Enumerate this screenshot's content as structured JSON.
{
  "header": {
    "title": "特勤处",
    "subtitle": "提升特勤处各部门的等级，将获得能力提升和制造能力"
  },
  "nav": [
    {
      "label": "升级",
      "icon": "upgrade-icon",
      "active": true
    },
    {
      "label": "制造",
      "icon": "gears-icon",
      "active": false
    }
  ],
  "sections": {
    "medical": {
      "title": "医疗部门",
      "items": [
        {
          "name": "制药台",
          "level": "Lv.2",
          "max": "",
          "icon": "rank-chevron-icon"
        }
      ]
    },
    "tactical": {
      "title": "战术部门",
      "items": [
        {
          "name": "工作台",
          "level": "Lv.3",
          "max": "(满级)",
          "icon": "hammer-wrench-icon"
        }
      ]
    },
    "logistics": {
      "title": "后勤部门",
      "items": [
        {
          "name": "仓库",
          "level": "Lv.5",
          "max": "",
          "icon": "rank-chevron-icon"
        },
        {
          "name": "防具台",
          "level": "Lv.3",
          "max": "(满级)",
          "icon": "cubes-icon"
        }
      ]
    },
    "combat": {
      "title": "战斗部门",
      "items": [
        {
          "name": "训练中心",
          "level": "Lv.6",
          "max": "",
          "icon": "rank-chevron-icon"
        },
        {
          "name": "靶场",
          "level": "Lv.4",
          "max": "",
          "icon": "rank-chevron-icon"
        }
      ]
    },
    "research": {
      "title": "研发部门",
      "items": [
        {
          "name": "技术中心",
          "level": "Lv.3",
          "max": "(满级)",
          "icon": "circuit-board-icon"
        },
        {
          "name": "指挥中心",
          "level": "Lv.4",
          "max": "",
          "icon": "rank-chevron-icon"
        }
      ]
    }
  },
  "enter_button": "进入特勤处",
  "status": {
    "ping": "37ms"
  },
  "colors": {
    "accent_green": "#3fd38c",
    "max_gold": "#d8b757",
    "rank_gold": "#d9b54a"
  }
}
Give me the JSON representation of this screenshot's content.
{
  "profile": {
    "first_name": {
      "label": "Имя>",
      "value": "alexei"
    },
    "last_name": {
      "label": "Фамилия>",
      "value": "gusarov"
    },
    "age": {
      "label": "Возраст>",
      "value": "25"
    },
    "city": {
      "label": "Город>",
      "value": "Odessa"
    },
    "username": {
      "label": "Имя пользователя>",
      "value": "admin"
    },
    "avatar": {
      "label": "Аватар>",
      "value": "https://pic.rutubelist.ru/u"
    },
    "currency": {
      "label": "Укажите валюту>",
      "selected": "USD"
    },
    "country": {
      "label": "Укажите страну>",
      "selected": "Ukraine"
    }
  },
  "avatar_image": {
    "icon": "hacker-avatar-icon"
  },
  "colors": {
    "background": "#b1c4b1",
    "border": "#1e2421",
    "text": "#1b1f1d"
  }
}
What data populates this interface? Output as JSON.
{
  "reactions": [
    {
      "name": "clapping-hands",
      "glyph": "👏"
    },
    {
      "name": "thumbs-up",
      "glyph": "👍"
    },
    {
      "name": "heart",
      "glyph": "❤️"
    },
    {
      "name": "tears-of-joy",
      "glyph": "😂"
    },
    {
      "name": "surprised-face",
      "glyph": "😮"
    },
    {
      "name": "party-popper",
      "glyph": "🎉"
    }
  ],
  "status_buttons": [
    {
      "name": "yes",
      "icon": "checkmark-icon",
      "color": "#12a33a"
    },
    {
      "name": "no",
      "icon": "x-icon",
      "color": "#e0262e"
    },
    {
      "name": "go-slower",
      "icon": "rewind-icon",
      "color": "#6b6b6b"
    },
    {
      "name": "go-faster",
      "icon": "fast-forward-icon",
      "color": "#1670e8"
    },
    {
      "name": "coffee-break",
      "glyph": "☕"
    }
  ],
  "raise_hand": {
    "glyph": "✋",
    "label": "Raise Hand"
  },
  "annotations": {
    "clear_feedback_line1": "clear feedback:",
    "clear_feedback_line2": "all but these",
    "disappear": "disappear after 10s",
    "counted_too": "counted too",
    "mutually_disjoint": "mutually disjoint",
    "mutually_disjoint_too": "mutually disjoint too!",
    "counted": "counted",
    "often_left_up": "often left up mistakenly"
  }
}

- _Set problem_
Track down the lines that include the word "glyph" and copy them.

- _The output_
      "glyph": "👏"
      "glyph": "👍"
      "glyph": "❤️"
      "glyph": "😂"
      "glyph": "😮"
      "glyph": "🎉"
      "glyph": "☕"
    "glyph": "✋",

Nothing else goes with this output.